__AIM__
The complete listing should be restated exactly.

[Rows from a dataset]
■ ■ ■ ■ ■
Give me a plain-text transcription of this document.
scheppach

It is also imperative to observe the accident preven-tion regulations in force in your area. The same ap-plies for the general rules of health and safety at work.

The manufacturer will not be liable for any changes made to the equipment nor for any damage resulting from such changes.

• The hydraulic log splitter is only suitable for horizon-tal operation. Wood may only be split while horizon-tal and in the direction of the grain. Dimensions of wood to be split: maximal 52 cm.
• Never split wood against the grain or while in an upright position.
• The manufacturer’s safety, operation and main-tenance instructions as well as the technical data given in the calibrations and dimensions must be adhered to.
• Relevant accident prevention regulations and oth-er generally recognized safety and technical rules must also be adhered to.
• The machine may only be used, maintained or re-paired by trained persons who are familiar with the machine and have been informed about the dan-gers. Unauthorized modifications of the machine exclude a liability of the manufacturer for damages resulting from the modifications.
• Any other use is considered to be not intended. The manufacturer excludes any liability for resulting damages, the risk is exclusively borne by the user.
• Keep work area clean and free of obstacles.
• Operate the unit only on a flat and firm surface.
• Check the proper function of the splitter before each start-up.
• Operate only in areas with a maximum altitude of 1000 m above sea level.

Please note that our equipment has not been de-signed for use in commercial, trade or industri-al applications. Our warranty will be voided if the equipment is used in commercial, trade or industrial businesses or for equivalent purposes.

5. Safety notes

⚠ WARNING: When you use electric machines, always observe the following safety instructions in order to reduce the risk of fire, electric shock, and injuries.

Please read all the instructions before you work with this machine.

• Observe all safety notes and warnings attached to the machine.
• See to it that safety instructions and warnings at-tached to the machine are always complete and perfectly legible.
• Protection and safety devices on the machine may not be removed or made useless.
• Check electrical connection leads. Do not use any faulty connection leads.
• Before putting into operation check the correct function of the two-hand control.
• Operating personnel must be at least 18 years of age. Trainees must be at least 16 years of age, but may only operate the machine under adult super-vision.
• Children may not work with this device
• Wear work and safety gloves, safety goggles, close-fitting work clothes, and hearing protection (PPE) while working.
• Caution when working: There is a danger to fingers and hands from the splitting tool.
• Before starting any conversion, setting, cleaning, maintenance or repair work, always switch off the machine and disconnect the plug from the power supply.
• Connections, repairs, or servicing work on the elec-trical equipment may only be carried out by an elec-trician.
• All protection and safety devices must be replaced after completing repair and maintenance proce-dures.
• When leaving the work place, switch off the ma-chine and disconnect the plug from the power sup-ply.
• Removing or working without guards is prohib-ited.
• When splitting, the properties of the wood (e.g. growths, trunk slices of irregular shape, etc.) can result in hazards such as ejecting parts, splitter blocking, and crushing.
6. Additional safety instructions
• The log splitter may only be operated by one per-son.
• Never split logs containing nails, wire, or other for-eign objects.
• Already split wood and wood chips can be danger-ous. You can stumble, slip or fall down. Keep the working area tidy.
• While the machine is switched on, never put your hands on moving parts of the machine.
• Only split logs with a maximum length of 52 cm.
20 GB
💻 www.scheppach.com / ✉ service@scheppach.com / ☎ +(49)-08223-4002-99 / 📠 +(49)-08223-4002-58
■ ■ ■ ■ ■
__THE RESPONSE__
Give me a plain-text transcription of this document.
scheppach

It is also imperative to observe the accident preven-tion regulations in force in your area. The same ap-plies for the general rules of health and safety at work.

The manufacturer will not be liable for any changes made to the equipment nor for any damage resulting from such changes.

• The hydraulic log splitter is only suitable for horizon-tal operation. Wood may only be split while horizon-tal and in the direction of the grain. Dimensions of wood to be split: maximal 52 cm.
• Never split wood against the grain or while in an upright position.
• The manufacturer’s safety, operation and main-tenance instructions as well as the technical data given in the calibrations and dimensions must be adhered to.
• Relevant accident prevention regulations and oth-er generally recognized safety and technical rules must also be adhered to.
• The machine may only be used, maintained or re-paired by trained persons who are familiar with the machine and have been informed about the dan-gers. Unauthorized modifications of the machine exclude a liability of the manufacturer for damages resulting from the modifications.
• Any other use is considered to be not intended. The manufacturer excludes any liability for resulting damages, the risk is exclusively borne by the user.
• Keep work area clean and free of obstacles.
• Operate the unit only on a flat and firm surface.
• Check the proper function of the splitter before each start-up.
• Operate only in areas with a maximum altitude of 1000 m above sea level.

Please note that our equipment has not been de-signed for use in commercial, trade or industri-al applications. Our warranty will be voided if the equipment is used in commercial, trade or industrial businesses or for equivalent purposes.

5. Safety notes

⚠ WARNING: When you use electric machines, always observe the following safety instructions in order to reduce the risk of fire, electric shock, and injuries.

Please read all the instructions before you work with this machine.

• Observe all safety notes and warnings attached to the machine.
• See to it that safety instructions and warnings at-tached to the machine are always complete and perfectly legible.
• Protection and safety devices on the machine may not be removed or made useless.
• Check electrical connection leads. Do not use any faulty connection leads.
• Before putting into operation check the correct function of the two-hand control.
• Operating personnel must be at least 18 years of age. Trainees must be at least 16 years of age, but may only operate the machine under adult super-vision.
• Children may not work with this device
• Wear work and safety gloves, safety goggles, close-fitting work clothes, and hearing protection (PPE) while working.
• Caution when working: There is a danger to fingers and hands from the splitting tool.
• Before starting any conversion, setting, cleaning, maintenance or repair work, always switch off the machine and disconnect the plug from the power supply.
• Connections, repairs, or servicing work on the elec-trical equipment may only be carried out by an elec-trician.
• All protection and safety devices must be replaced after completing repair and maintenance proce-dures.
• When leaving the work place, switch off the ma-chine and disconnect the plug from the power sup-ply.
• Removing or working without guards is prohib-ited.
• When splitting, the properties of the wood (e.g. growths, trunk slices of irregular shape, etc.) can result in hazards such as ejecting parts, splitter blocking, and crushing.
6. Additional safety instructions
• The log splitter may only be operated by one per-son.
• Never split logs containing nails, wire, or other for-eign objects.
• Already split wood and wood chips can be danger-ous. You can stumble, slip or fall down. Keep the working area tidy.
• While the machine is switched on, never put your hands on moving parts of the machine.
• Only split logs with a maximum length of 52 cm.
20 GB
💻 www.scheppach.com / ✉ service@scheppach.com / ☎ +(49)-08223-4002-99 / 📠 +(49)-08223-4002-58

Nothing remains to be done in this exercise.